__Written request__:
Using the data below, copy each line that includes the word "Explain".

Stored records

* * * * * * * * *

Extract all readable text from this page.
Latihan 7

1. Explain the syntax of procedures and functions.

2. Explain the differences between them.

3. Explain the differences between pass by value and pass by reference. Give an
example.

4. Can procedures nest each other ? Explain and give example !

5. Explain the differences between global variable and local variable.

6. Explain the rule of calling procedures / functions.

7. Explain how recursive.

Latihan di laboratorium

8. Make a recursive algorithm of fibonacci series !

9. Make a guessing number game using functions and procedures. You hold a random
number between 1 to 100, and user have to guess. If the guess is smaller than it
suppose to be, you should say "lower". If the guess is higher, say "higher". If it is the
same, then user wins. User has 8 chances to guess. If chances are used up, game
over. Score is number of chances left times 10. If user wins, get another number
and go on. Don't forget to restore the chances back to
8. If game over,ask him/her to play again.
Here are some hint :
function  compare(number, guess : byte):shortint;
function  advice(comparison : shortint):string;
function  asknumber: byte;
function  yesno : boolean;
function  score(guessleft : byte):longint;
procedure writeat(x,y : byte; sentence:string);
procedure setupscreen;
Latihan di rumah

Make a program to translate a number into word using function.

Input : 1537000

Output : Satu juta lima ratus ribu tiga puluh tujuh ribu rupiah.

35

* * * * * * * * *

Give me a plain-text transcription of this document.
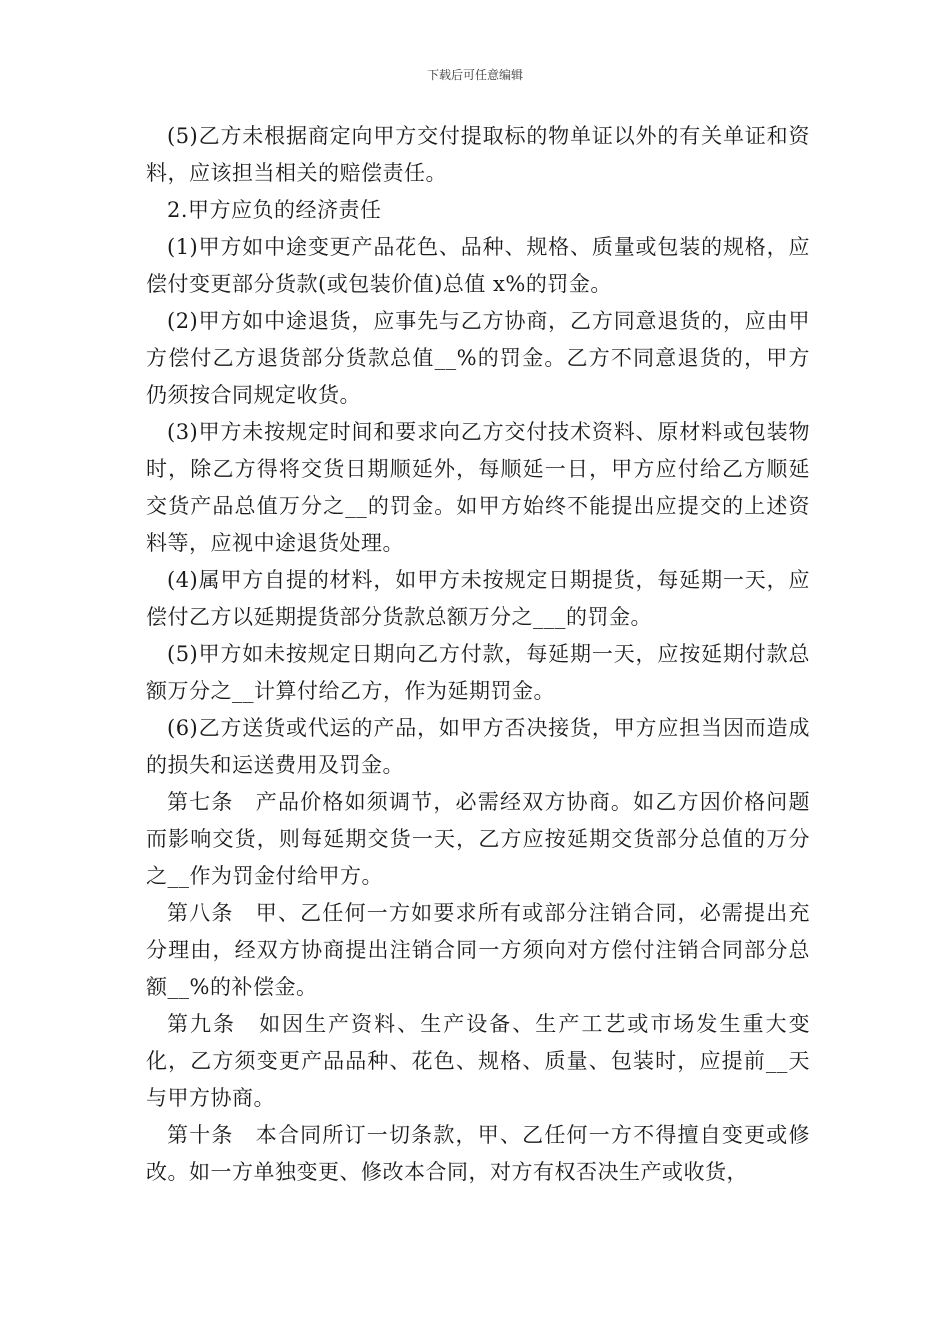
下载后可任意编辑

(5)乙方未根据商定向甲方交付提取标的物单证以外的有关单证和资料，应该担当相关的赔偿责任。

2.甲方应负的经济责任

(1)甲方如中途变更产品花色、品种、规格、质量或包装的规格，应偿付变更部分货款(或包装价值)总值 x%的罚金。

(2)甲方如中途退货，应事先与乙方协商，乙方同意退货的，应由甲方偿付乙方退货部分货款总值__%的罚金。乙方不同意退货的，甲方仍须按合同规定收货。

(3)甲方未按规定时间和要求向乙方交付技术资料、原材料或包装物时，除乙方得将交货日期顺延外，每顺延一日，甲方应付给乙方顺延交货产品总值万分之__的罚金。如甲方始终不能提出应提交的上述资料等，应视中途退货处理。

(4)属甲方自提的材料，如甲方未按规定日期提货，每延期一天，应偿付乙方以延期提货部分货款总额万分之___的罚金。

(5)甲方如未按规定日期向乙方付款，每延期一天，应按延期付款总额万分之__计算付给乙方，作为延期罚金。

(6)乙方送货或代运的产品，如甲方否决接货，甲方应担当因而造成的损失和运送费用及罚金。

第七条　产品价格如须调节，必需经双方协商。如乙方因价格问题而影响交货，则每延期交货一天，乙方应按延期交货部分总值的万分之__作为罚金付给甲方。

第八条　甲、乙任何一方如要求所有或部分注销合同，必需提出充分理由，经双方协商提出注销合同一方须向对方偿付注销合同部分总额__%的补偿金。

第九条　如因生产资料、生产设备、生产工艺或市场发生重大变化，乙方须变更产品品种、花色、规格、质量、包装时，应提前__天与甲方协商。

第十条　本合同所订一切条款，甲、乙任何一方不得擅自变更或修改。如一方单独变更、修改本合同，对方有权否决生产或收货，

* * * * * * * * *

__Task answer__:
1. Explain the syntax of procedures and functions.
2. Explain the differences between them.
3. Explain the differences between pass by value and pass by reference. Give an
4. Can procedures nest each other ? Explain and give example !
5. Explain the differences between global variable and local variable.
6. Explain the rule of calling procedures / functions.
7. Explain how recursive.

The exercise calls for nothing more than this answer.